Records from a collection
------------------------

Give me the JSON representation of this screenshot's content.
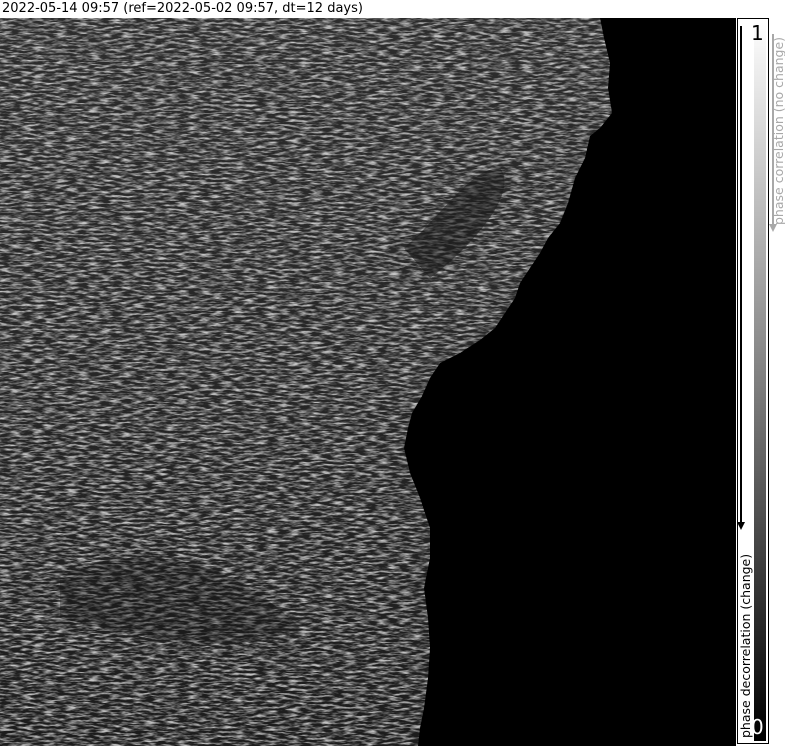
{
  "header": {
    "title": "2022-05-14 09:57 (ref=2022-05-02 09:57, dt=12 days)"
  },
  "colorbar": {
    "max_label": "1",
    "min_label": "0",
    "top_label": "phase correlation (no change)",
    "bottom_label": "phase decorrelation (change)",
    "top_color": "#ffffff",
    "bottom_color": "#000000"
  },
  "image": {
    "description_icon": "sar-coherence-map",
    "land_color": "#3a3a3a",
    "sea_color": "#000000"
  }
}
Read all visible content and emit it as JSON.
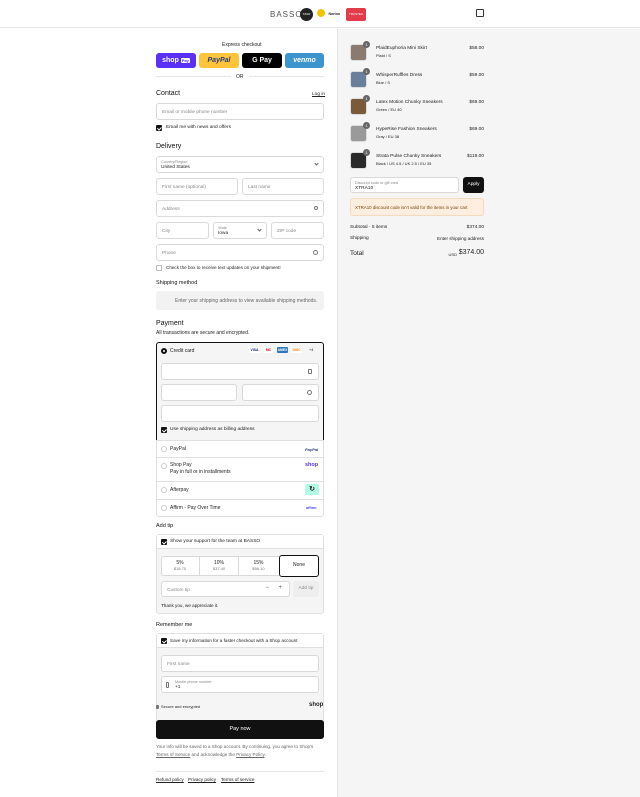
{
  "header": {
    "brand": "BASSO",
    "badge_1": "STAR",
    "badge_2": "Norton",
    "badge_3": "TRUSTED"
  },
  "express": {
    "title": "Express checkout",
    "shop_pay": "shop",
    "shop_pay_tag": "Pay",
    "paypal": "PayPal",
    "gpay": "G Pay",
    "venmo": "venmo",
    "or": "OR"
  },
  "contact": {
    "title": "Contact",
    "login": "Log in",
    "email_placeholder": "Email or mobile phone number",
    "news_label": "Email me with news and offers"
  },
  "delivery": {
    "title": "Delivery",
    "country_label": "Country/Region",
    "country_value": "United States",
    "first_name": "First name (optional)",
    "last_name": "Last name",
    "address": "Address",
    "city": "City",
    "state_label": "State",
    "state_value": "Iowa",
    "zip": "ZIP code",
    "phone": "Phone",
    "sms_label": "Check the box to receive text updates on your shipment!"
  },
  "shipping": {
    "title": "Shipping method",
    "message": "Enter your shipping address to view available shipping methods."
  },
  "payment": {
    "title": "Payment",
    "subtitle": "All transactions are secure and encrypted.",
    "credit_card": "Credit card",
    "card_logos": [
      "VISA",
      "MC",
      "AMEX",
      "DISC",
      "+4"
    ],
    "billing_label": "Use shipping address as billing address",
    "options": [
      {
        "label": "PayPal",
        "sub": "",
        "logo": "PayPal"
      },
      {
        "label": "Shop Pay",
        "sub": "Pay in full or in installments",
        "logo": "shop"
      },
      {
        "label": "Afterpay",
        "sub": "",
        "logo": "↻"
      },
      {
        "label": "Affirm - Pay Over Time",
        "sub": "",
        "logo": "affirm"
      }
    ]
  },
  "tip": {
    "title": "Add tip",
    "support_label": "Show your support for the team at BASSO",
    "options": [
      {
        "pct": "5%",
        "amt": "$18.70"
      },
      {
        "pct": "10%",
        "amt": "$37.40"
      },
      {
        "pct": "15%",
        "amt": "$56.10"
      },
      {
        "pct": "None",
        "amt": ""
      }
    ],
    "custom_placeholder": "Custom tip",
    "add_button": "Add tip",
    "thanks": "Thank you, we appreciate it."
  },
  "remember": {
    "title": "Remember me",
    "save_label": "Save my information for a faster checkout with a Shop account",
    "first_name": "First name",
    "mobile_label": "Mobile phone number",
    "mobile_value": "+1",
    "secure": "Secure and encrypted",
    "shop": "shop"
  },
  "pay_button": "Pay now",
  "legal": {
    "line1": "Your info will be saved to a Shop account. By continuing, you agree to Shop's",
    "tos": "Terms of Service",
    "and": "and acknowledge the",
    "privacy": "Privacy Policy",
    "period": "."
  },
  "footer": {
    "links": [
      "Refund policy",
      "Privacy policy",
      "Terms of service"
    ]
  },
  "cart": {
    "items": [
      {
        "name": "PlaidEuphoria Mini Skirt",
        "variant": "Plaid / S",
        "qty": "1",
        "price": "$58.00",
        "color": "#8a7a70"
      },
      {
        "name": "WhisperRuffles Dress",
        "variant": "Blue / S",
        "qty": "1",
        "price": "$59.00",
        "color": "#6a7f9a"
      },
      {
        "name": "Latex Motion Chunky Sneakers",
        "variant": "Green / EU 40",
        "qty": "1",
        "price": "$69.00",
        "color": "#7a5a3a"
      },
      {
        "name": "HypeRise Fashion Sneakers",
        "variant": "Gray / EU 38",
        "qty": "1",
        "price": "$69.00",
        "color": "#9a9a9a"
      },
      {
        "name": "Strata Pulse Chunky Sneakers",
        "variant": "Black / US 4.5 / UK 2.5 / EU 35",
        "qty": "1",
        "price": "$119.00",
        "color": "#2a2a2a"
      }
    ],
    "discount_label": "Discount code or gift card",
    "discount_value": "XTRA10",
    "apply": "Apply",
    "error": "XTRA10 discount code isn't valid for the items in your cart",
    "subtotal_label": "Subtotal · 5 items",
    "subtotal_value": "$374.00",
    "shipping_label": "Shipping",
    "shipping_value": "Enter shipping address",
    "total_label": "Total",
    "currency": "USD",
    "total_value": "$374.00"
  }
}
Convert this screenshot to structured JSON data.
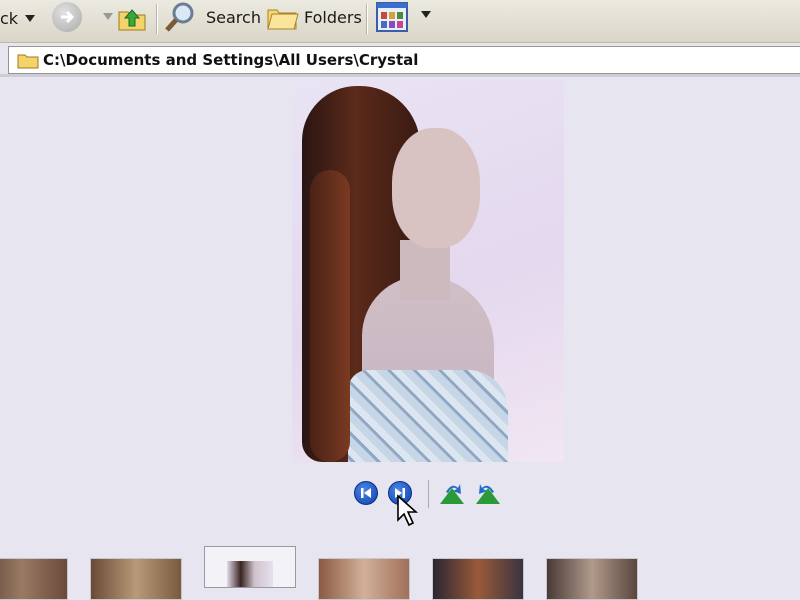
{
  "toolbar": {
    "back_label": "ck",
    "search_label": "Search",
    "folders_label": "Folders",
    "icons": [
      "back-dropdown-arrow",
      "forward-icon",
      "up-folder-icon",
      "search-icon",
      "folders-icon",
      "views-icon"
    ]
  },
  "address": {
    "path": "C:\\Documents and Settings\\All Users\\Crystal",
    "icon": "folder-icon"
  },
  "viewer": {
    "controls": [
      "previous-image-icon",
      "next-image-icon",
      "rotate-clockwise-icon",
      "rotate-counterclockwise-icon"
    ]
  },
  "filmstrip": {
    "thumbnails": [
      {
        "name": "thumb-1",
        "color": "#7c5a48"
      },
      {
        "name": "thumb-2",
        "color": "#8a6a50"
      },
      {
        "name": "thumb-3",
        "color": "#cdc8d8",
        "selected": true
      },
      {
        "name": "thumb-4",
        "color": "#9a6e5c"
      },
      {
        "name": "thumb-5",
        "color": "#3b3442"
      },
      {
        "name": "thumb-6",
        "color": "#6a4e46"
      }
    ]
  },
  "colors": {
    "toolbar_bg": "#dcd9cb",
    "window_bg": "#e7e5f0",
    "nav_blue": "#1e56c8",
    "rotate_green": "#2a9a38"
  }
}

------------------------

• _WRITTEN TASK_
Repeat the material above in full and unchanged, minus its images.

• _RESULT FOR THIS EXERCISE_
Give me the JSON representation of this screenshot's content.
{
  "header": {
    "title": "2022-05-14 09:57 (ref=2022-05-02 09:57, dt=12 days)"
  },
  "colorbar": {
    "max_label": "1",
    "min_label": "0",
    "top_label": "phase correlation (no change)",
    "bottom_label": "phase decorrelation (change)",
    "top_color": "#ffffff",
    "bottom_color": "#000000"
  },
  "image": {
    "description_icon": "sar-coherence-map",
    "land_color": "#3a3a3a",
    "sea_color": "#000000"
  }
}
Read all visible content and emit it as JSON.
{
  "header": {
    "brand": "BASSO",
    "badge_1": "STAR",
    "badge_2": "Norton",
    "badge_3": "TRUSTED"
  },
  "express": {
    "title": "Express checkout",
    "shop_pay": "shop",
    "shop_pay_tag": "Pay",
    "paypal": "PayPal",
    "gpay": "G Pay",
    "venmo": "venmo",
    "or": "OR"
  },
  "contact": {
    "title": "Contact",
    "login": "Log in",
    "email_placeholder": "Email or mobile phone number",
    "news_label": "Email me with news and offers"
  },
  "delivery": {
    "title": "Delivery",
    "country_label": "Country/Region",
    "country_value": "United States",
    "first_name": "First name (optional)",
    "last_name": "Last name",
    "address": "Address",
    "city": "City",
    "state_label": "State",
    "state_value": "Iowa",
    "zip": "ZIP code",
    "phone": "Phone",
    "sms_label": "Check the box to receive text updates on your shipment!"
  },
  "shipping": {
    "title": "Shipping method",
    "message": "Enter your shipping address to view available shipping methods."
  },
  "payment": {
    "title": "Payment",
    "subtitle": "All transactions are secure and encrypted.",
    "credit_card": "Credit card",
    "card_logos": [
      "VISA",
      "MC",
      "AMEX",
      "DISC",
      "+4"
    ],
    "billing_label": "Use shipping address as billing address",
    "options": [
      {
        "label": "PayPal",
        "sub": "",
        "logo": "PayPal"
      },
      {
        "label": "Shop Pay",
        "sub": "Pay in full or in installments",
        "logo": "shop"
      },
      {
        "label": "Afterpay",
        "sub": "",
        "logo": "↻"
      },
      {
        "label": "Affirm - Pay Over Time",
        "sub": "",
        "logo": "affirm"
      }
    ]
  },
  "tip": {
    "title": "Add tip",
    "support_label": "Show your support for the team at BASSO",
    "options": [
      {
        "pct": "5%",
        "amt": "$18.70"
      },
      {
        "pct": "10%",
        "amt": "$37.40"
      },
      {
        "pct": "15%",
        "amt": "$56.10"
      },
      {
        "pct": "None",
        "amt": ""
      }
    ],
    "custom_placeholder": "Custom tip",
    "add_button": "Add tip",
    "thanks": "Thank you, we appreciate it."
  },
  "remember": {
    "title": "Remember me",
    "save_label": "Save my information for a faster checkout with a Shop account",
    "first_name": "First name",
    "mobile_label": "Mobile phone number",
    "mobile_value": "+1",
    "secure": "Secure and encrypted",
    "shop": "shop"
  },
  "pay_button": "Pay now",
  "legal": {
    "line1": "Your info will be saved to a Shop account. By continuing, you agree to Shop's",
    "tos": "Terms of Service",
    "and": "and acknowledge the",
    "privacy": "Privacy Policy",
    "period": "."
  },
  "footer": {
    "links": [
      "Refund policy",
      "Privacy policy",
      "Terms of service"
    ]
  },
  "cart": {
    "items": [
      {
        "name": "PlaidEuphoria Mini Skirt",
        "variant": "Plaid / S",
        "qty": "1",
        "price": "$58.00",
        "color": "#8a7a70"
      },
      {
        "name": "WhisperRuffles Dress",
        "variant": "Blue / S",
        "qty": "1",
        "price": "$59.00",
        "color": "#6a7f9a"
      },
      {
        "name": "Latex Motion Chunky Sneakers",
        "variant": "Green / EU 40",
        "qty": "1",
        "price": "$69.00",
        "color": "#7a5a3a"
      },
      {
        "name": "HypeRise Fashion Sneakers",
        "variant": "Gray / EU 38",
        "qty": "1",
        "price": "$69.00",
        "color": "#9a9a9a"
      },
      {
        "name": "Strata Pulse Chunky Sneakers",
        "variant": "Black / US 4.5 / UK 2.5 / EU 35",
        "qty": "1",
        "price": "$119.00",
        "color": "#2a2a2a"
      }
    ],
    "discount_label": "Discount code or gift card",
    "discount_value": "XTRA10",
    "apply": "Apply",
    "error": "XTRA10 discount code isn't valid for the items in your cart",
    "subtotal_label": "Subtotal · 5 items",
    "subtotal_value": "$374.00",
    "shipping_label": "Shipping",
    "shipping_value": "Enter shipping address",
    "total_label": "Total",
    "currency": "USD",
    "total_value": "$374.00"
  }
}
Convert this screenshot to structured JSON data.
{
  "toolbar": {
    "back_label": "ck",
    "search_label": "Search",
    "folders_label": "Folders",
    "icons": [
      "back-dropdown-arrow",
      "forward-icon",
      "up-folder-icon",
      "search-icon",
      "folders-icon",
      "views-icon"
    ]
  },
  "address": {
    "path": "C:\\Documents and Settings\\All Users\\Crystal",
    "icon": "folder-icon"
  },
  "viewer": {
    "controls": [
      "previous-image-icon",
      "next-image-icon",
      "rotate-clockwise-icon",
      "rotate-counterclockwise-icon"
    ]
  },
  "filmstrip": {
    "thumbnails": [
      {
        "name": "thumb-1",
        "color": "#7c5a48"
      },
      {
        "name": "thumb-2",
        "color": "#8a6a50"
      },
      {
        "name": "thumb-3",
        "color": "#cdc8d8",
        "selected": true
      },
      {
        "name": "thumb-4",
        "color": "#9a6e5c"
      },
      {
        "name": "thumb-5",
        "color": "#3b3442"
      },
      {
        "name": "thumb-6",
        "color": "#6a4e46"
      }
    ]
  },
  "colors": {
    "toolbar_bg": "#dcd9cb",
    "window_bg": "#e7e5f0",
    "nav_blue": "#1e56c8",
    "rotate_green": "#2a9a38"
  }
}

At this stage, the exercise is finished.